* _GIVEN EXERCISE_: All the data should be repeated exactly. Any image in it is left out.

==================================================

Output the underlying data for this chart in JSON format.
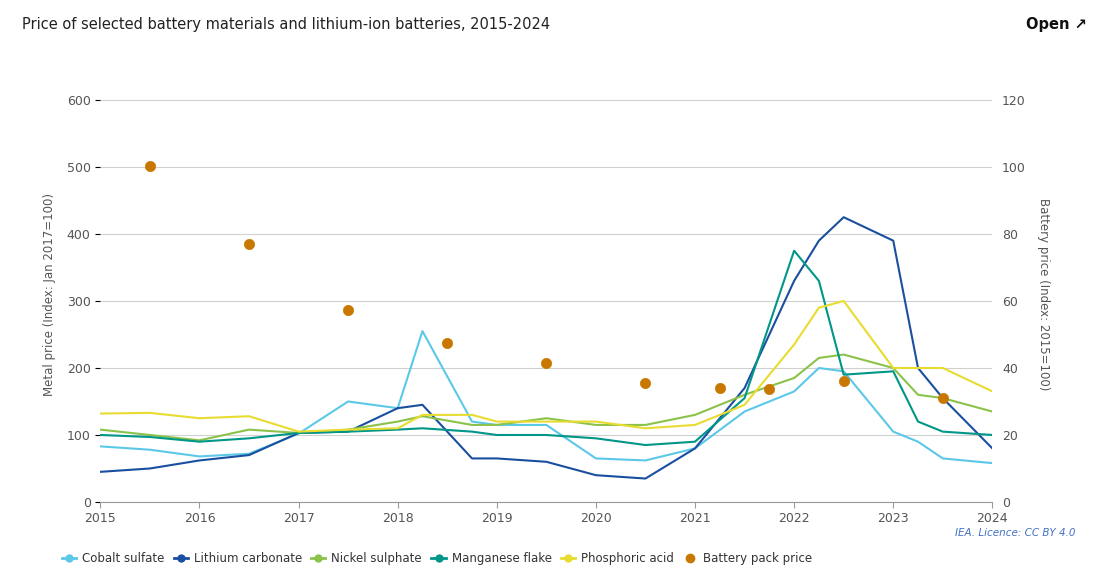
{
  "title": "Price of selected battery materials and lithium-ion batteries, 2015-2024",
  "ylabel_left": "Metal price (Index: Jan 2017=100)",
  "ylabel_right": "Battery price (Index: 2015=100)",
  "ylim_left": [
    0,
    620
  ],
  "ylim_right": [
    0,
    124
  ],
  "background_color": "#ffffff",
  "grid_color": "#d0d0d0",
  "years": [
    2015,
    2015.5,
    2016,
    2016.5,
    2017,
    2017.5,
    2018,
    2018.25,
    2018.75,
    2019,
    2019.5,
    2020,
    2020.5,
    2021,
    2021.5,
    2022,
    2022.25,
    2022.5,
    2023,
    2023.25,
    2023.5,
    2024
  ],
  "cobalt_sulfate": [
    83,
    78,
    68,
    72,
    102,
    150,
    140,
    255,
    120,
    115,
    115,
    65,
    62,
    80,
    135,
    165,
    200,
    195,
    105,
    90,
    65,
    58
  ],
  "lithium_carbonate": [
    45,
    50,
    62,
    70,
    103,
    105,
    140,
    145,
    65,
    65,
    60,
    40,
    35,
    80,
    170,
    330,
    390,
    425,
    390,
    200,
    155,
    80
  ],
  "nickel_sulphate": [
    108,
    100,
    92,
    108,
    103,
    108,
    120,
    128,
    115,
    115,
    125,
    115,
    115,
    130,
    160,
    185,
    215,
    220,
    200,
    160,
    155,
    135
  ],
  "manganese_flake": [
    100,
    97,
    90,
    95,
    103,
    105,
    108,
    110,
    105,
    100,
    100,
    95,
    85,
    90,
    155,
    375,
    330,
    190,
    195,
    120,
    105,
    100
  ],
  "phosphoric_acid": [
    132,
    133,
    125,
    128,
    105,
    108,
    110,
    130,
    130,
    120,
    120,
    120,
    110,
    115,
    145,
    235,
    290,
    300,
    200,
    200,
    200,
    165
  ],
  "battery_pack_x": [
    2015.5,
    2016.5,
    2017.5,
    2018.5,
    2019.5,
    2020.5,
    2021.25,
    2021.75,
    2022.5,
    2023.5
  ],
  "battery_pack_y": [
    502,
    385,
    286,
    238,
    207,
    178,
    170,
    168,
    180,
    155
  ],
  "cobalt_color": "#5bc8e8",
  "lithium_color": "#1a4fa0",
  "nickel_color": "#8bc34a",
  "manganese_color": "#009688",
  "phosphoric_color": "#e8dc30",
  "battery_color": "#c87800",
  "iea_text": "IEA. Licence: CC BY 4.0",
  "open_text": "Open ↗",
  "left_yticks": [
    0,
    100,
    200,
    300,
    400,
    500,
    600
  ],
  "right_yticks": [
    0,
    20,
    40,
    60,
    80,
    100,
    120
  ],
  "xticks": [
    2015,
    2016,
    2017,
    2018,
    2019,
    2020,
    2021,
    2022,
    2023,
    2024
  ]
}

==================================================

* _TASK ANSWER_:
Output the underlying data for this chart in JSON format.
{
  "title": "Price of selected battery materials and lithium-ion batteries, 2015-2024",
  "ylabel_left": "Metal price (Index: Jan 2017=100)",
  "ylabel_right": "Battery price (Index: 2015=100)",
  "ylim_left": [
    0,
    620
  ],
  "ylim_right": [
    0,
    124
  ],
  "background_color": "#ffffff",
  "grid_color": "#d0d0d0",
  "years": [
    2015,
    2015.5,
    2016,
    2016.5,
    2017,
    2017.5,
    2018,
    2018.25,
    2018.75,
    2019,
    2019.5,
    2020,
    2020.5,
    2021,
    2021.5,
    2022,
    2022.25,
    2022.5,
    2023,
    2023.25,
    2023.5,
    2024
  ],
  "cobalt_sulfate": [
    83,
    78,
    68,
    72,
    102,
    150,
    140,
    255,
    120,
    115,
    115,
    65,
    62,
    80,
    135,
    165,
    200,
    195,
    105,
    90,
    65,
    58
  ],
  "lithium_carbonate": [
    45,
    50,
    62,
    70,
    103,
    105,
    140,
    145,
    65,
    65,
    60,
    40,
    35,
    80,
    170,
    330,
    390,
    425,
    390,
    200,
    155,
    80
  ],
  "nickel_sulphate": [
    108,
    100,
    92,
    108,
    103,
    108,
    120,
    128,
    115,
    115,
    125,
    115,
    115,
    130,
    160,
    185,
    215,
    220,
    200,
    160,
    155,
    135
  ],
  "manganese_flake": [
    100,
    97,
    90,
    95,
    103,
    105,
    108,
    110,
    105,
    100,
    100,
    95,
    85,
    90,
    155,
    375,
    330,
    190,
    195,
    120,
    105,
    100
  ],
  "phosphoric_acid": [
    132,
    133,
    125,
    128,
    105,
    108,
    110,
    130,
    130,
    120,
    120,
    120,
    110,
    115,
    145,
    235,
    290,
    300,
    200,
    200,
    200,
    165
  ],
  "battery_pack_x": [
    2015.5,
    2016.5,
    2017.5,
    2018.5,
    2019.5,
    2020.5,
    2021.25,
    2021.75,
    2022.5,
    2023.5
  ],
  "battery_pack_y": [
    502,
    385,
    286,
    238,
    207,
    178,
    170,
    168,
    180,
    155
  ],
  "cobalt_color": "#5bc8e8",
  "lithium_color": "#1a4fa0",
  "nickel_color": "#8bc34a",
  "manganese_color": "#009688",
  "phosphoric_color": "#e8dc30",
  "battery_color": "#c87800",
  "iea_text": "IEA. Licence: CC BY 4.0",
  "open_text": "Open ↗",
  "left_yticks": [
    0,
    100,
    200,
    300,
    400,
    500,
    600
  ],
  "right_yticks": [
    0,
    20,
    40,
    60,
    80,
    100,
    120
  ],
  "xticks": [
    2015,
    2016,
    2017,
    2018,
    2019,
    2020,
    2021,
    2022,
    2023,
    2024
  ]
}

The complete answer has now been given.